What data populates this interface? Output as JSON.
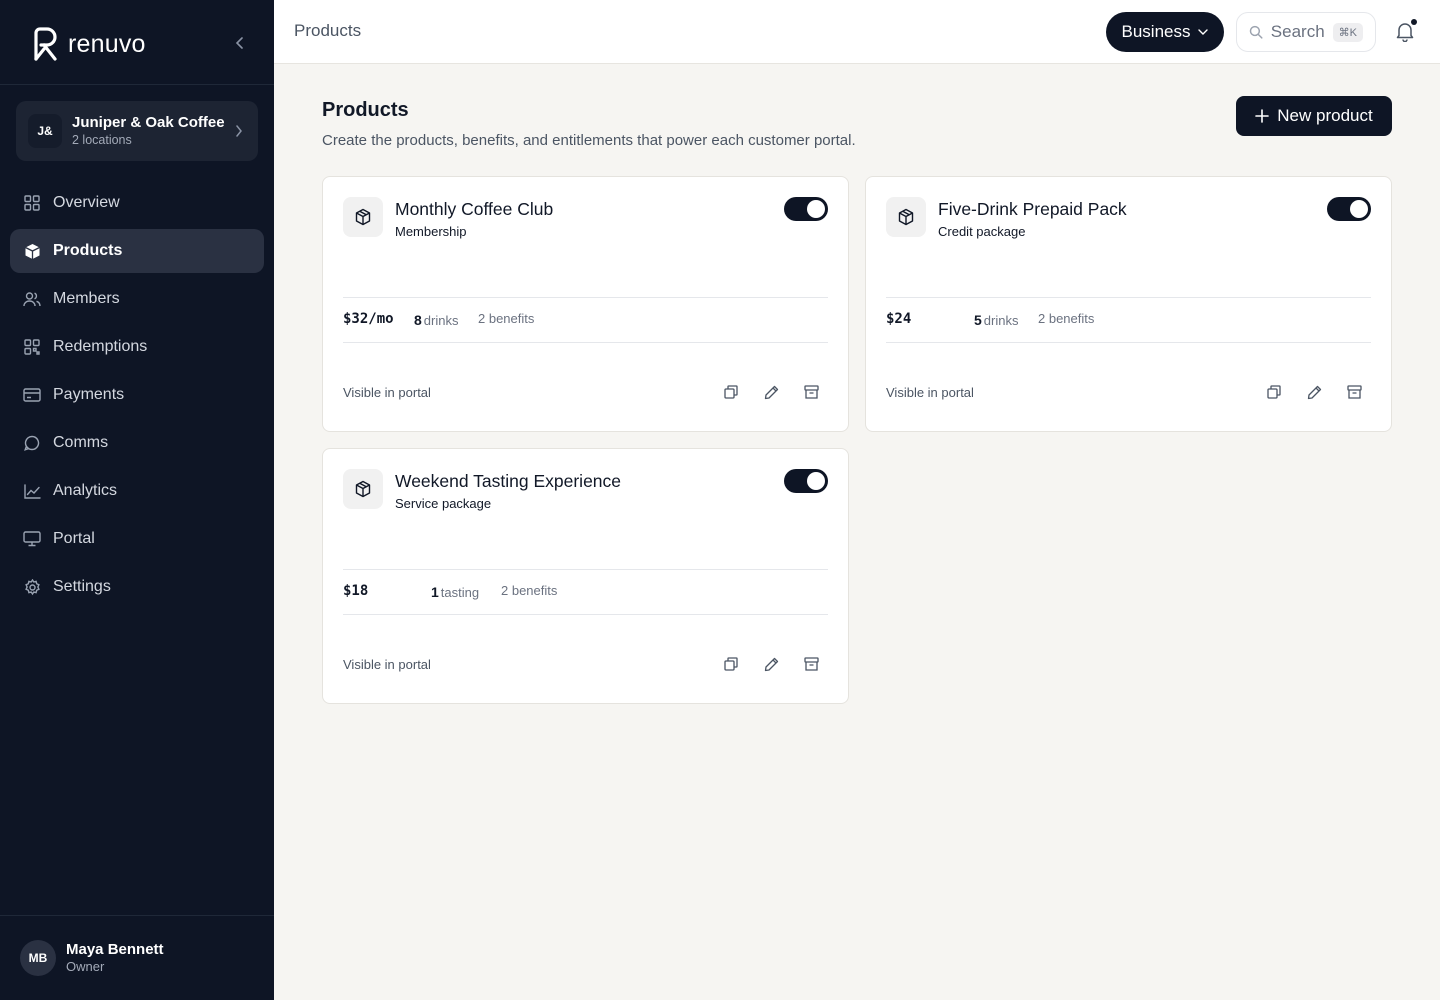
{
  "brand": {
    "name": "renuvo"
  },
  "org": {
    "initials": "J&",
    "name": "Juniper & Oak Coffee",
    "subtitle": "2 locations"
  },
  "nav": [
    {
      "label": "Overview",
      "icon": "grid-icon",
      "active": false
    },
    {
      "label": "Products",
      "icon": "package-icon",
      "active": true
    },
    {
      "label": "Members",
      "icon": "users-icon",
      "active": false
    },
    {
      "label": "Redemptions",
      "icon": "qr-icon",
      "active": false
    },
    {
      "label": "Payments",
      "icon": "credit-card-icon",
      "active": false
    },
    {
      "label": "Comms",
      "icon": "message-icon",
      "active": false
    },
    {
      "label": "Analytics",
      "icon": "chart-line-icon",
      "active": false
    },
    {
      "label": "Portal",
      "icon": "monitor-icon",
      "active": false
    },
    {
      "label": "Settings",
      "icon": "gear-icon",
      "active": false
    }
  ],
  "user": {
    "initials": "MB",
    "name": "Maya Bennett",
    "role": "Owner"
  },
  "topbar": {
    "breadcrumb": "Products",
    "mode_label": "Business",
    "search_placeholder": "Search",
    "search_shortcut": "⌘K"
  },
  "page": {
    "title": "Products",
    "subtitle": "Create the products, benefits, and entitlements that power each customer portal.",
    "new_button": "New product"
  },
  "products": [
    {
      "title": "Monthly Coffee Club",
      "type": "Membership",
      "price": "$32/mo",
      "qty": "8",
      "unit": "drinks",
      "benefits": "2 benefits",
      "visibility": "Visible in portal",
      "enabled": true
    },
    {
      "title": "Five-Drink Prepaid Pack",
      "type": "Credit package",
      "price": "$24",
      "qty": "5",
      "unit": "drinks",
      "benefits": "2 benefits",
      "visibility": "Visible in portal",
      "enabled": true
    },
    {
      "title": "Weekend Tasting Experience",
      "type": "Service package",
      "price": "$18",
      "qty": "1",
      "unit": "tasting",
      "benefits": "2 benefits",
      "visibility": "Visible in portal",
      "enabled": true
    }
  ],
  "colors": {
    "sidebar_bg": "#0e1525",
    "active_item_bg": "#2a3142",
    "page_bg": "#f6f5f2",
    "accent": "#0e1525"
  }
}
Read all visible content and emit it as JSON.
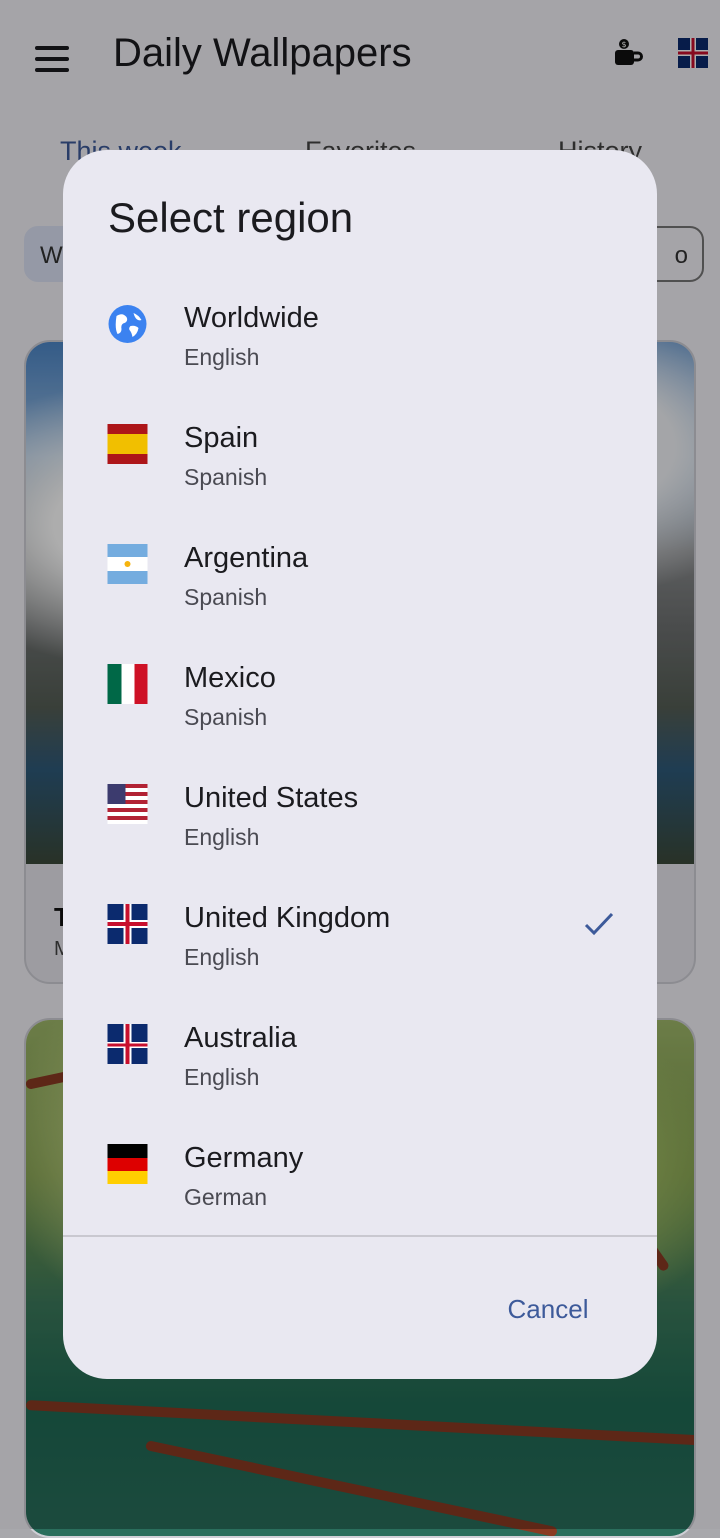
{
  "app": {
    "title": "Daily Wallpapers",
    "tabs": [
      "This week",
      "Favorites",
      "History"
    ],
    "chips": [
      "W",
      "o"
    ],
    "card1": {
      "caption_title": "T",
      "caption_sub": "M"
    }
  },
  "dialog": {
    "title": "Select region",
    "selected_region": "United Kingdom",
    "regions": [
      {
        "name": "Worldwide",
        "language": "English",
        "icon": "globe-icon"
      },
      {
        "name": "Spain",
        "language": "Spanish",
        "icon": "spain-flag-icon"
      },
      {
        "name": "Argentina",
        "language": "Spanish",
        "icon": "argentina-flag-icon"
      },
      {
        "name": "Mexico",
        "language": "Spanish",
        "icon": "mexico-flag-icon"
      },
      {
        "name": "United States",
        "language": "English",
        "icon": "usa-flag-icon"
      },
      {
        "name": "United Kingdom",
        "language": "English",
        "icon": "uk-flag-icon"
      },
      {
        "name": "Australia",
        "language": "English",
        "icon": "australia-flag-icon"
      },
      {
        "name": "Germany",
        "language": "German",
        "icon": "germany-flag-icon"
      }
    ],
    "cancel_label": "Cancel"
  },
  "colors": {
    "accent": "#3d5a9a",
    "dialog_bg": "#e9e8f1"
  }
}
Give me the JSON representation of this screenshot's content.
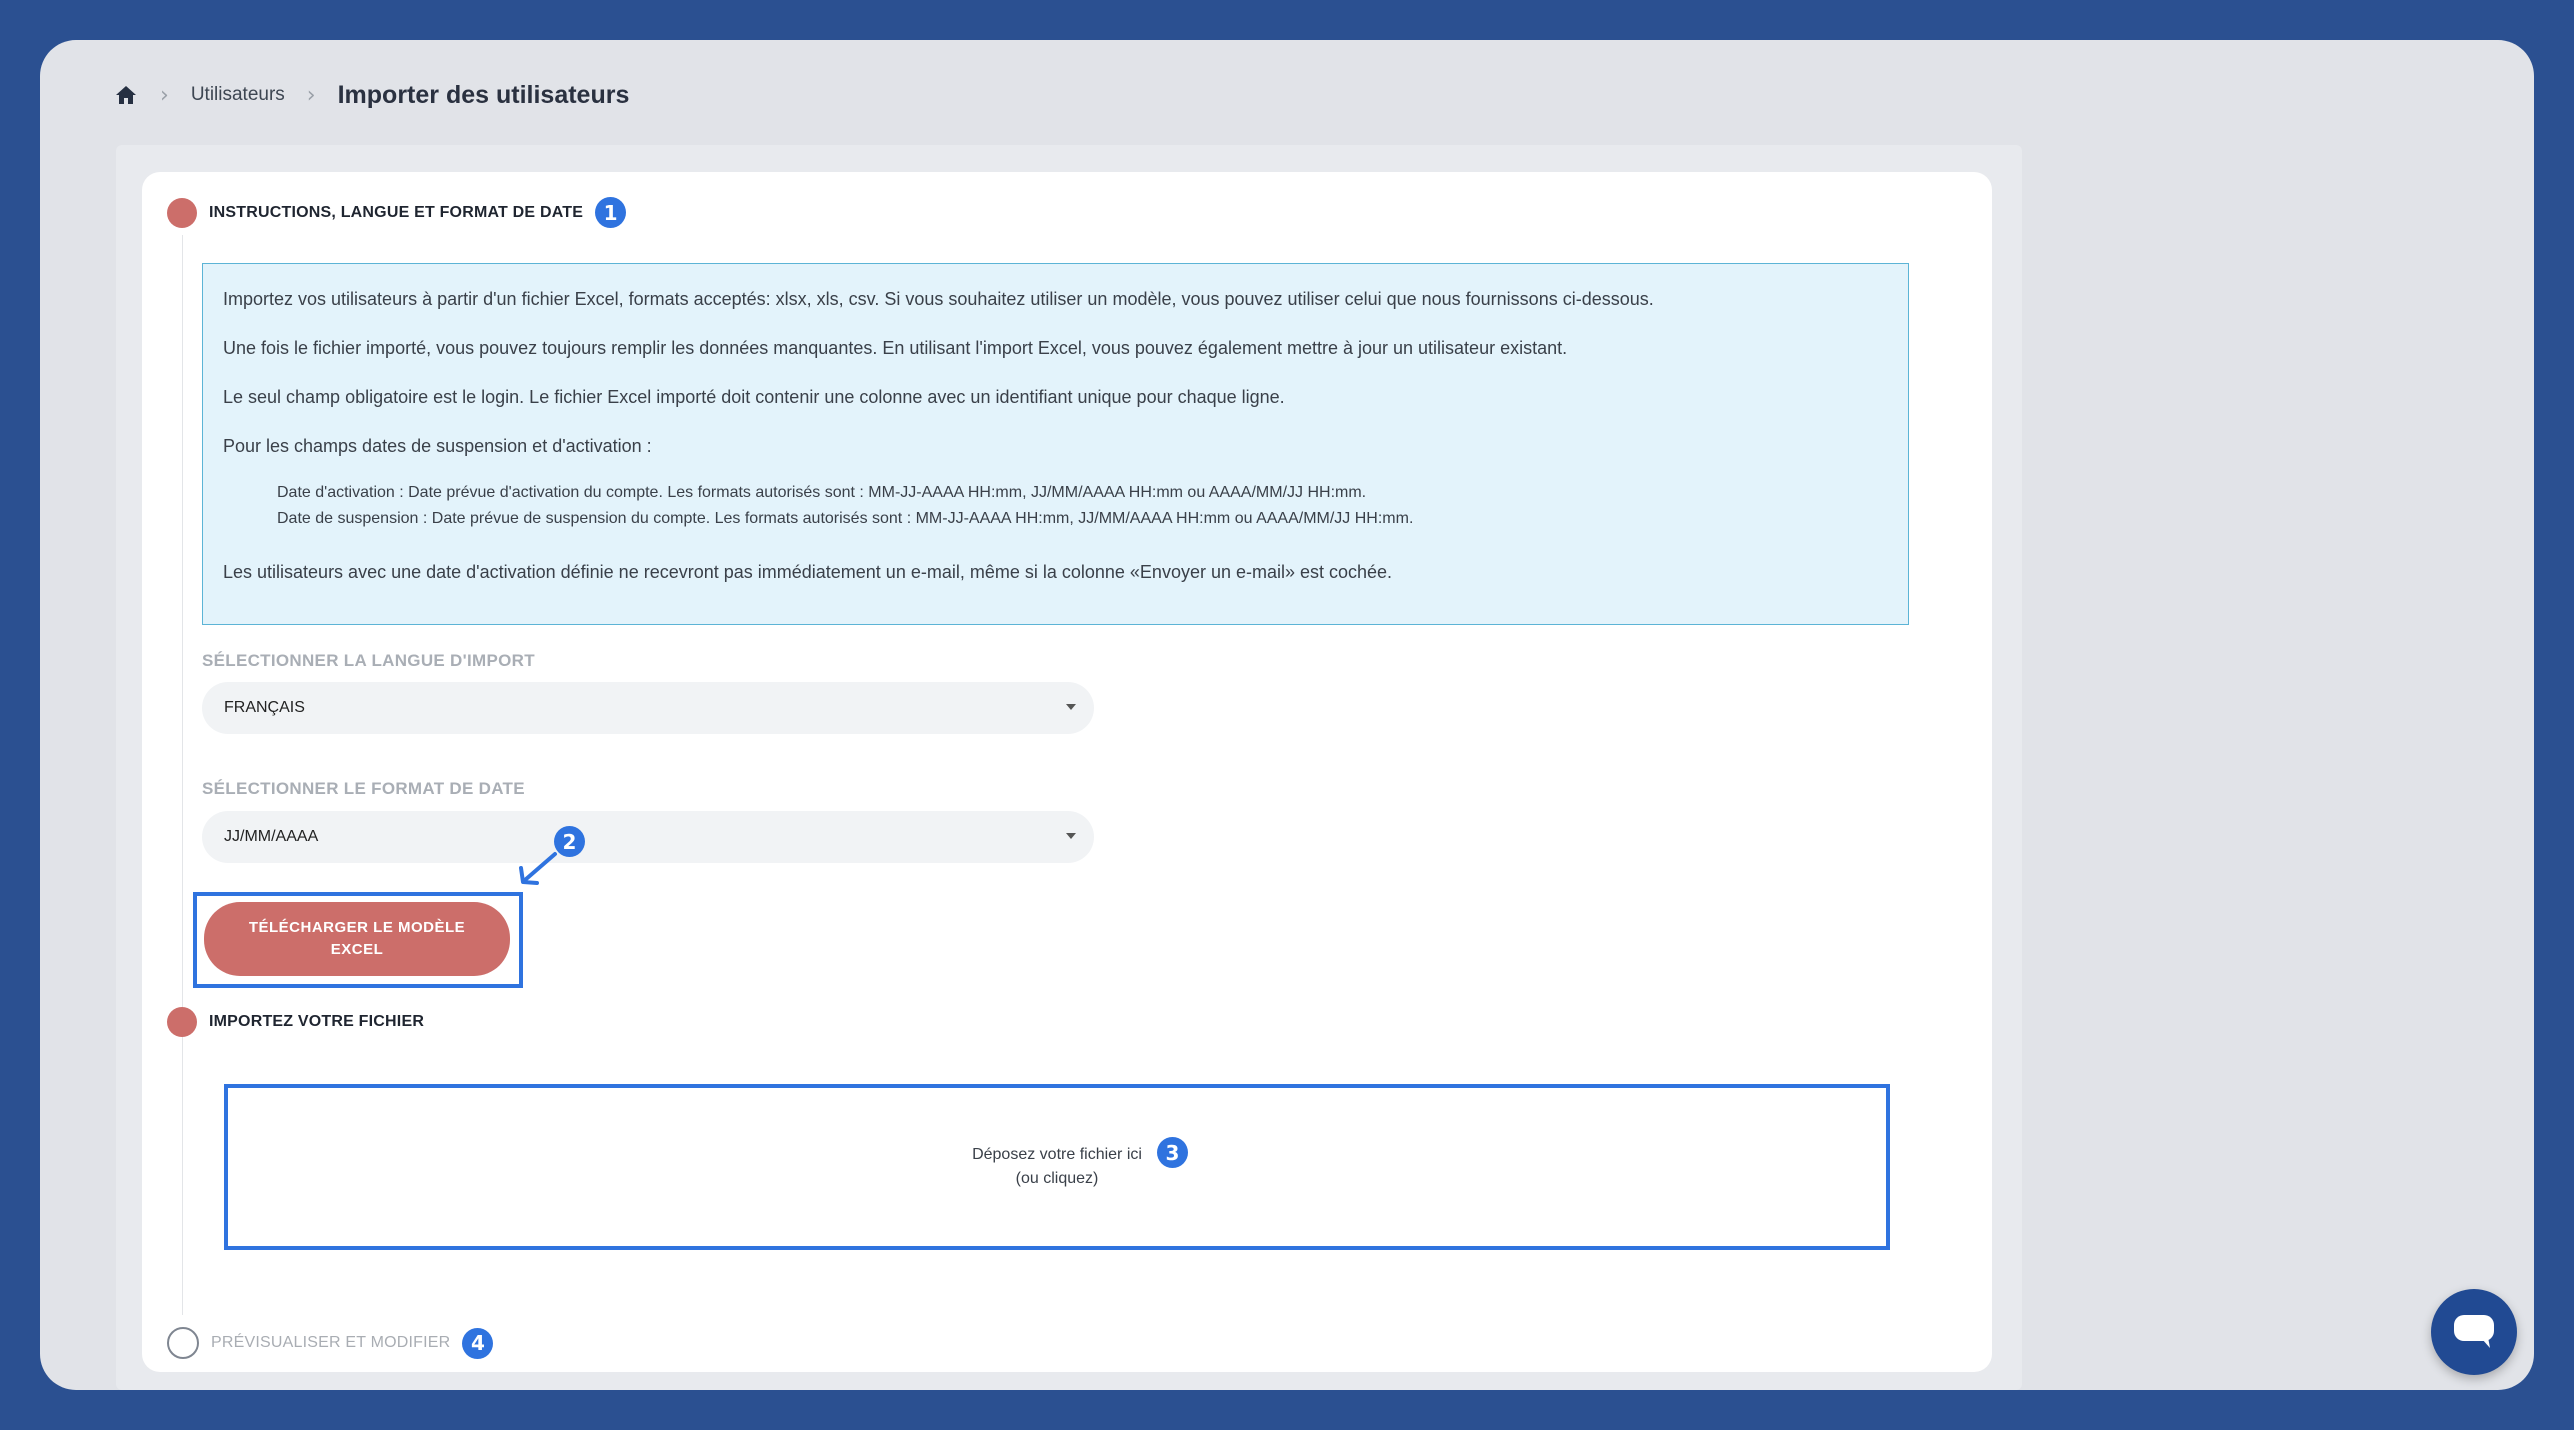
{
  "breadcrumb": {
    "home_icon": "home-icon",
    "parent": "Utilisateurs",
    "current": "Importer des utilisateurs"
  },
  "steps": [
    {
      "title": "INSTRUCTIONS, LANGUE ET FORMAT DE DATE",
      "badge": "1",
      "state": "active"
    },
    {
      "title": "IMPORTEZ VOTRE FICHIER",
      "state": "active"
    },
    {
      "title": "PRÉVISUALISER ET MODIFIER",
      "badge": "4",
      "state": "inactive"
    }
  ],
  "instructions": {
    "p1": "Importez vos utilisateurs à partir d'un fichier Excel, formats acceptés: xlsx, xls, csv. Si vous souhaitez utiliser un modèle, vous pouvez utiliser celui que nous fournissons ci-dessous.",
    "p2": "Une fois le fichier importé, vous pouvez toujours remplir les données manquantes. En utilisant l'import Excel, vous pouvez également mettre à jour un utilisateur existant.",
    "p3": "Le seul champ obligatoire est le login. Le fichier Excel importé doit contenir une colonne avec un identifiant unique pour chaque ligne.",
    "p4": "Pour les champs dates de suspension et d'activation :",
    "p5": "Date d'activation : Date prévue d'activation du compte. Les formats autorisés sont : MM-JJ-AAAA HH:mm, JJ/MM/AAAA HH:mm ou AAAA/MM/JJ HH:mm.",
    "p6": "Date de suspension : Date prévue de suspension du compte. Les formats autorisés sont : MM-JJ-AAAA HH:mm, JJ/MM/AAAA HH:mm ou AAAA/MM/JJ HH:mm.",
    "p7": "Les utilisateurs avec une date d'activation définie ne recevront pas immédiatement un e-mail, même si la colonne «Envoyer un e-mail» est cochée."
  },
  "language_select": {
    "label": "SÉLECTIONNER LA LANGUE D'IMPORT",
    "value": "FRANÇAIS"
  },
  "date_format_select": {
    "label": "SÉLECTIONNER LE FORMAT DE DATE",
    "value": "JJ/MM/AAAA",
    "badge": "2"
  },
  "download_button": {
    "label": "TÉLÉCHARGER LE MODÈLE EXCEL"
  },
  "dropzone": {
    "line1": "Déposez votre fichier ici",
    "line2": "(ou cliquez)",
    "badge": "3"
  },
  "chat": {
    "icon": "chat-bubble-icon"
  },
  "colors": {
    "accent_blue": "#2f73df",
    "step_dot": "#cc6e6a",
    "button": "#cc6e6a",
    "info_bg": "#e3f3fb",
    "info_border": "#5cb4d6",
    "page_bg": "#2b5091"
  }
}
____________________
■ PROBLEM STATEMENT ■
Quote the data above in full and without alteration; skip the pictures.

■ COMPLETED EXERCISE ■
What data populates this interface? Output as JSON.
{
  "brand": {
    "name": "renuvo"
  },
  "org": {
    "initials": "J&",
    "name": "Juniper & Oak Coffee",
    "subtitle": "2 locations"
  },
  "nav": [
    {
      "label": "Overview",
      "icon": "grid-icon",
      "active": false
    },
    {
      "label": "Products",
      "icon": "package-icon",
      "active": true
    },
    {
      "label": "Members",
      "icon": "users-icon",
      "active": false
    },
    {
      "label": "Redemptions",
      "icon": "qr-icon",
      "active": false
    },
    {
      "label": "Payments",
      "icon": "credit-card-icon",
      "active": false
    },
    {
      "label": "Comms",
      "icon": "message-icon",
      "active": false
    },
    {
      "label": "Analytics",
      "icon": "chart-line-icon",
      "active": false
    },
    {
      "label": "Portal",
      "icon": "monitor-icon",
      "active": false
    },
    {
      "label": "Settings",
      "icon": "gear-icon",
      "active": false
    }
  ],
  "user": {
    "initials": "MB",
    "name": "Maya Bennett",
    "role": "Owner"
  },
  "topbar": {
    "breadcrumb": "Products",
    "mode_label": "Business",
    "search_placeholder": "Search",
    "search_shortcut": "⌘K"
  },
  "page": {
    "title": "Products",
    "subtitle": "Create the products, benefits, and entitlements that power each customer portal.",
    "new_button": "New product"
  },
  "products": [
    {
      "title": "Monthly Coffee Club",
      "type": "Membership",
      "price": "$32/mo",
      "qty": "8",
      "unit": "drinks",
      "benefits": "2 benefits",
      "visibility": "Visible in portal",
      "enabled": true
    },
    {
      "title": "Five-Drink Prepaid Pack",
      "type": "Credit package",
      "price": "$24",
      "qty": "5",
      "unit": "drinks",
      "benefits": "2 benefits",
      "visibility": "Visible in portal",
      "enabled": true
    },
    {
      "title": "Weekend Tasting Experience",
      "type": "Service package",
      "price": "$18",
      "qty": "1",
      "unit": "tasting",
      "benefits": "2 benefits",
      "visibility": "Visible in portal",
      "enabled": true
    }
  ],
  "colors": {
    "sidebar_bg": "#0e1525",
    "active_item_bg": "#2a3142",
    "page_bg": "#f6f5f2",
    "accent": "#0e1525"
  }
}
Read all visible content and emit it as JSON.
{
  "app": {
    "title": "Daily Wallpapers",
    "tabs": [
      "This week",
      "Favorites",
      "History"
    ],
    "chips": [
      "W",
      "o"
    ],
    "card1": {
      "caption_title": "T",
      "caption_sub": "M"
    }
  },
  "dialog": {
    "title": "Select region",
    "selected_region": "United Kingdom",
    "regions": [
      {
        "name": "Worldwide",
        "language": "English",
        "icon": "globe-icon"
      },
      {
        "name": "Spain",
        "language": "Spanish",
        "icon": "spain-flag-icon"
      },
      {
        "name": "Argentina",
        "language": "Spanish",
        "icon": "argentina-flag-icon"
      },
      {
        "name": "Mexico",
        "language": "Spanish",
        "icon": "mexico-flag-icon"
      },
      {
        "name": "United States",
        "language": "English",
        "icon": "usa-flag-icon"
      },
      {
        "name": "United Kingdom",
        "language": "English",
        "icon": "uk-flag-icon"
      },
      {
        "name": "Australia",
        "language": "English",
        "icon": "australia-flag-icon"
      },
      {
        "name": "Germany",
        "language": "German",
        "icon": "germany-flag-icon"
      }
    ],
    "cancel_label": "Cancel"
  },
  "colors": {
    "accent": "#3d5a9a",
    "dialog_bg": "#e9e8f1"
  }
}
Give me the JSON representation of this screenshot's content.
{
  "breadcrumb": {
    "home_icon": "home-icon",
    "parent": "Utilisateurs",
    "current": "Importer des utilisateurs"
  },
  "steps": [
    {
      "title": "INSTRUCTIONS, LANGUE ET FORMAT DE DATE",
      "badge": "1",
      "state": "active"
    },
    {
      "title": "IMPORTEZ VOTRE FICHIER",
      "state": "active"
    },
    {
      "title": "PRÉVISUALISER ET MODIFIER",
      "badge": "4",
      "state": "inactive"
    }
  ],
  "instructions": {
    "p1": "Importez vos utilisateurs à partir d'un fichier Excel, formats acceptés: xlsx, xls, csv. Si vous souhaitez utiliser un modèle, vous pouvez utiliser celui que nous fournissons ci-dessous.",
    "p2": "Une fois le fichier importé, vous pouvez toujours remplir les données manquantes. En utilisant l'import Excel, vous pouvez également mettre à jour un utilisateur existant.",
    "p3": "Le seul champ obligatoire est le login. Le fichier Excel importé doit contenir une colonne avec un identifiant unique pour chaque ligne.",
    "p4": "Pour les champs dates de suspension et d'activation :",
    "p5": "Date d'activation : Date prévue d'activation du compte. Les formats autorisés sont : MM-JJ-AAAA HH:mm, JJ/MM/AAAA HH:mm ou AAAA/MM/JJ HH:mm.",
    "p6": "Date de suspension : Date prévue de suspension du compte. Les formats autorisés sont : MM-JJ-AAAA HH:mm, JJ/MM/AAAA HH:mm ou AAAA/MM/JJ HH:mm.",
    "p7": "Les utilisateurs avec une date d'activation définie ne recevront pas immédiatement un e-mail, même si la colonne «Envoyer un e-mail» est cochée."
  },
  "language_select": {
    "label": "SÉLECTIONNER LA LANGUE D'IMPORT",
    "value": "FRANÇAIS"
  },
  "date_format_select": {
    "label": "SÉLECTIONNER LE FORMAT DE DATE",
    "value": "JJ/MM/AAAA",
    "badge": "2"
  },
  "download_button": {
    "label": "TÉLÉCHARGER LE MODÈLE EXCEL"
  },
  "dropzone": {
    "line1": "Déposez votre fichier ici",
    "line2": "(ou cliquez)",
    "badge": "3"
  },
  "chat": {
    "icon": "chat-bubble-icon"
  },
  "colors": {
    "accent_blue": "#2f73df",
    "step_dot": "#cc6e6a",
    "button": "#cc6e6a",
    "info_bg": "#e3f3fb",
    "info_border": "#5cb4d6",
    "page_bg": "#2b5091"
  }
}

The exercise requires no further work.